STATED TASK: Report each line of the data that includes the word "caption".

DATASET EXTRACT:
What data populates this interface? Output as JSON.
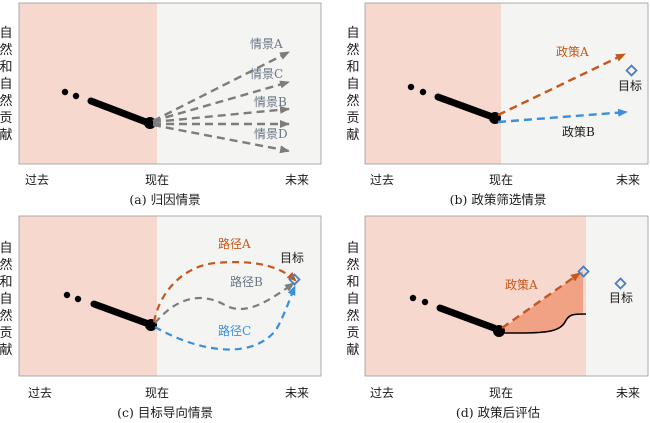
{
  "y_axis_label": [
    "自",
    "然",
    "和",
    "自",
    "然",
    "贡",
    "献"
  ],
  "ticks": {
    "past": "过去",
    "now": "现在",
    "future": "未来"
  },
  "colors": {
    "past_region": "#f7d8cf",
    "future_region": "#f4f4f3",
    "gray_arrow": "#7d7d7d",
    "gray_text": "#6a7685",
    "orange": "#c5581c",
    "blue": "#3b8fe0",
    "target_marker": "#4a7fc0",
    "fill_area": "#f1a285"
  },
  "panels": {
    "a": {
      "caption": "(a) 归因情景",
      "scenarios": [
        "情景A",
        "情景C",
        "情景B",
        "情景D"
      ]
    },
    "b": {
      "caption": "(b) 政策筛选情景",
      "policy_a": "政策A",
      "policy_b": "政策B",
      "target": "目标"
    },
    "c": {
      "caption": "(c) 目标导向情景",
      "path_a": "路径A",
      "path_b": "路径B",
      "path_c": "路径C",
      "target": "目标"
    },
    "d": {
      "caption": "(d) 政策后评估",
      "policy_a": "政策A",
      "target": "目标"
    }
  }
}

THE REPLY:
      "caption": "(a) 归因情景",
      "caption": "(b) 政策筛选情景",
      "caption": "(c) 目标导向情景",
      "caption": "(d) 政策后评估",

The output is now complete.